> **Your objective**: The entries below should be transcribed in their entirety, exactly as written.

⟨

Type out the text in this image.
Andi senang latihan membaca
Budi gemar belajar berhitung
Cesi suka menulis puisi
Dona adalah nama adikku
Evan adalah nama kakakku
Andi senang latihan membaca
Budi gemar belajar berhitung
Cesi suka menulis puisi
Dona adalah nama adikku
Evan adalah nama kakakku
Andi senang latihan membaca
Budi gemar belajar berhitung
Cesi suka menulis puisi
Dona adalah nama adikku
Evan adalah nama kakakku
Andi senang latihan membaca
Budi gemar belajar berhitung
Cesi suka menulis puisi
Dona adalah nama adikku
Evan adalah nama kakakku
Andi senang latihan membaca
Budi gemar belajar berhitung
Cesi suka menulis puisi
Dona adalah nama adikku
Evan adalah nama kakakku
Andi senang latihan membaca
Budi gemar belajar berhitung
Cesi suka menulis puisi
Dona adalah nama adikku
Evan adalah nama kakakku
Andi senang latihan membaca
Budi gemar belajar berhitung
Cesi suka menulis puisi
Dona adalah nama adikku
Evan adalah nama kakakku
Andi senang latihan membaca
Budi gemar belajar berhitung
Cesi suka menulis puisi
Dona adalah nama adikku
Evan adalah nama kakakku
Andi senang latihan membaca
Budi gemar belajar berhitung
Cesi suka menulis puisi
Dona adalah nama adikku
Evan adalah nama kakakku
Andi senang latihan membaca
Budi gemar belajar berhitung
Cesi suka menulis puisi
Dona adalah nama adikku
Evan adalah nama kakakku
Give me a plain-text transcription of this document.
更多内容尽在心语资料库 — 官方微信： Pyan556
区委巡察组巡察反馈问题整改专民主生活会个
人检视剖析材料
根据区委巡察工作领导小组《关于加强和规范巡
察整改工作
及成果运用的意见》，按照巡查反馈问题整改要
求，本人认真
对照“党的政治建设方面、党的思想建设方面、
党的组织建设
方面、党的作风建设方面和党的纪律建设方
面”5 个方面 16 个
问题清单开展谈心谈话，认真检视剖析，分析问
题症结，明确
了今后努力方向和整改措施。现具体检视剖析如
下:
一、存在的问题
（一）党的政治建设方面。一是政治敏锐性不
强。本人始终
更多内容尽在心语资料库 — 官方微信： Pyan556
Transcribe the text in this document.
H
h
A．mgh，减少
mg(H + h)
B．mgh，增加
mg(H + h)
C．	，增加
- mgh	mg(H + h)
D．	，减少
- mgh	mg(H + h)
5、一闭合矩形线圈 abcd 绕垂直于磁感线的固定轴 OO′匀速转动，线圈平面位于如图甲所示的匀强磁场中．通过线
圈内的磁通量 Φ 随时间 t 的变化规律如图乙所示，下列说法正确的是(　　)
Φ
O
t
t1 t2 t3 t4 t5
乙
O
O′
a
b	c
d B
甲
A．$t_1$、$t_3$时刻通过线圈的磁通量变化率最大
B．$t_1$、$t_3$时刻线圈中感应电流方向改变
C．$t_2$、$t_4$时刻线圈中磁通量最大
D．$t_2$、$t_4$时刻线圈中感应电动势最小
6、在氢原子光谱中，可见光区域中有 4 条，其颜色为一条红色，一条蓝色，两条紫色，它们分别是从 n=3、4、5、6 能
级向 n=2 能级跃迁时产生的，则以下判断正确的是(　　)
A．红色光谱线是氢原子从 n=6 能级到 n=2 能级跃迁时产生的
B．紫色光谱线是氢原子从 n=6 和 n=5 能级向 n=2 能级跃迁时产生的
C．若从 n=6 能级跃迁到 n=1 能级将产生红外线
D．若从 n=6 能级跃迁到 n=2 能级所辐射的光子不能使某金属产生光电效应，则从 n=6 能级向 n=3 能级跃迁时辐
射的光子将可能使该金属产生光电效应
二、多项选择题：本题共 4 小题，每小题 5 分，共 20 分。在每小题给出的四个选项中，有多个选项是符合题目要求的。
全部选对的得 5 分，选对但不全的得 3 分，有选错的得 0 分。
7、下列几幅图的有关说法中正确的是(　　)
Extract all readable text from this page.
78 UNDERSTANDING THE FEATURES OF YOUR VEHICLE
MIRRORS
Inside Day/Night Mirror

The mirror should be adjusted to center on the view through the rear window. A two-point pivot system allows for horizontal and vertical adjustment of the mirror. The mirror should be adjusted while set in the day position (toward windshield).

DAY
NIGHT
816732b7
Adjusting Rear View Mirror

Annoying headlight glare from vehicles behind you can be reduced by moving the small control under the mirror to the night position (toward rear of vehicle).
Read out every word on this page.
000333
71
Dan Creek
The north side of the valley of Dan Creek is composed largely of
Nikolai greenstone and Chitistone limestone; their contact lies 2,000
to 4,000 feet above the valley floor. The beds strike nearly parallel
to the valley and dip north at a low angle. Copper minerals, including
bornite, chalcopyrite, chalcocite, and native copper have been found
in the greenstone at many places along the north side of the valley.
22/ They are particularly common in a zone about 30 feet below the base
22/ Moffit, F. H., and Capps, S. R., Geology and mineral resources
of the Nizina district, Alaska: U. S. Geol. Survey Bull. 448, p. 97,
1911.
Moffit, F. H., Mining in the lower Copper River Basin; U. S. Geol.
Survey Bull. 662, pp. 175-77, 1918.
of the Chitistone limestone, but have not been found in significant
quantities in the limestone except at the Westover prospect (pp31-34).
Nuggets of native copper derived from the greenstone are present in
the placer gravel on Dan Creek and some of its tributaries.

⟩

> **Exercise response**:
Type out the text in this image.
Andi senang latihan membaca
Budi gemar belajar berhitung
Cesi suka menulis puisi
Dona adalah nama adikku
Evan adalah nama kakakku
Andi senang latihan membaca
Budi gemar belajar berhitung
Cesi suka menulis puisi
Dona adalah nama adikku
Evan adalah nama kakakku
Andi senang latihan membaca
Budi gemar belajar berhitung
Cesi suka menulis puisi
Dona adalah nama adikku
Evan adalah nama kakakku
Andi senang latihan membaca
Budi gemar belajar berhitung
Cesi suka menulis puisi
Dona adalah nama adikku
Evan adalah nama kakakku
Andi senang latihan membaca
Budi gemar belajar berhitung
Cesi suka menulis puisi
Dona adalah nama adikku
Evan adalah nama kakakku
Andi senang latihan membaca
Budi gemar belajar berhitung
Cesi suka menulis puisi
Dona adalah nama adikku
Evan adalah nama kakakku
Andi senang latihan membaca
Budi gemar belajar berhitung
Cesi suka menulis puisi
Dona adalah nama adikku
Evan adalah nama kakakku
Andi senang latihan membaca
Budi gemar belajar berhitung
Cesi suka menulis puisi
Dona adalah nama adikku
Evan adalah nama kakakku
Andi senang latihan membaca
Budi gemar belajar berhitung
Cesi suka menulis puisi
Dona adalah nama adikku
Evan adalah nama kakakku
Andi senang latihan membaca
Budi gemar belajar berhitung
Cesi suka menulis puisi
Dona adalah nama adikku
Evan adalah nama kakakku
Give me a plain-text transcription of this document.
更多内容尽在心语资料库 — 官方微信： Pyan556
区委巡察组巡察反馈问题整改专民主生活会个
人检视剖析材料
根据区委巡察工作领导小组《关于加强和规范巡
察整改工作
及成果运用的意见》，按照巡查反馈问题整改要
求，本人认真
对照“党的政治建设方面、党的思想建设方面、
党的组织建设
方面、党的作风建设方面和党的纪律建设方
面”5 个方面 16 个
问题清单开展谈心谈话，认真检视剖析，分析问
题症结，明确
了今后努力方向和整改措施。现具体检视剖析如
下:
一、存在的问题
（一）党的政治建设方面。一是政治敏锐性不
强。本人始终
更多内容尽在心语资料库 — 官方微信： Pyan556
Transcribe the text in this document.
H
h
A．mgh，减少
mg(H + h)
B．mgh，增加
mg(H + h)
C．	，增加
- mgh	mg(H + h)
D．	，减少
- mgh	mg(H + h)
5、一闭合矩形线圈 abcd 绕垂直于磁感线的固定轴 OO′匀速转动，线圈平面位于如图甲所示的匀强磁场中．通过线
圈内的磁通量 Φ 随时间 t 的变化规律如图乙所示，下列说法正确的是(　　)
Φ
O
t
t1 t2 t3 t4 t5
乙
O
O′
a
b	c
d B
甲
A．$t_1$、$t_3$时刻通过线圈的磁通量变化率最大
B．$t_1$、$t_3$时刻线圈中感应电流方向改变
C．$t_2$、$t_4$时刻线圈中磁通量最大
D．$t_2$、$t_4$时刻线圈中感应电动势最小
6、在氢原子光谱中，可见光区域中有 4 条，其颜色为一条红色，一条蓝色，两条紫色，它们分别是从 n=3、4、5、6 能
级向 n=2 能级跃迁时产生的，则以下判断正确的是(　　)
A．红色光谱线是氢原子从 n=6 能级到 n=2 能级跃迁时产生的
B．紫色光谱线是氢原子从 n=6 和 n=5 能级向 n=2 能级跃迁时产生的
C．若从 n=6 能级跃迁到 n=1 能级将产生红外线
D．若从 n=6 能级跃迁到 n=2 能级所辐射的光子不能使某金属产生光电效应，则从 n=6 能级向 n=3 能级跃迁时辐
射的光子将可能使该金属产生光电效应
二、多项选择题：本题共 4 小题，每小题 5 分，共 20 分。在每小题给出的四个选项中，有多个选项是符合题目要求的。
全部选对的得 5 分，选对但不全的得 3 分，有选错的得 0 分。
7、下列几幅图的有关说法中正确的是(　　)
Extract all readable text from this page.
78 UNDERSTANDING THE FEATURES OF YOUR VEHICLE
MIRRORS
Inside Day/Night Mirror

The mirror should be adjusted to center on the view through the rear window. A two-point pivot system allows for horizontal and vertical adjustment of the mirror. The mirror should be adjusted while set in the day position (toward windshield).

DAY
NIGHT
816732b7
Adjusting Rear View Mirror

Annoying headlight glare from vehicles behind you can be reduced by moving the small control under the mirror to the night position (toward rear of vehicle).
Read out every word on this page.
000333
71
Dan Creek
The north side of the valley of Dan Creek is composed largely of
Nikolai greenstone and Chitistone limestone; their contact lies 2,000
to 4,000 feet above the valley floor. The beds strike nearly parallel
to the valley and dip north at a low angle. Copper minerals, including
bornite, chalcopyrite, chalcocite, and native copper have been found
in the greenstone at many places along the north side of the valley.
22/ They are particularly common in a zone about 30 feet below the base
22/ Moffit, F. H., and Capps, S. R., Geology and mineral resources
of the Nizina district, Alaska: U. S. Geol. Survey Bull. 448, p. 97,
1911.
Moffit, F. H., Mining in the lower Copper River Basin; U. S. Geol.
Survey Bull. 662, pp. 175-77, 1918.
of the Chitistone limestone, but have not been found in significant
quantities in the limestone except at the Westover prospect (pp31-34).
Nuggets of native copper derived from the greenstone are present in
the placer gravel on Dan Creek and some of its tributaries.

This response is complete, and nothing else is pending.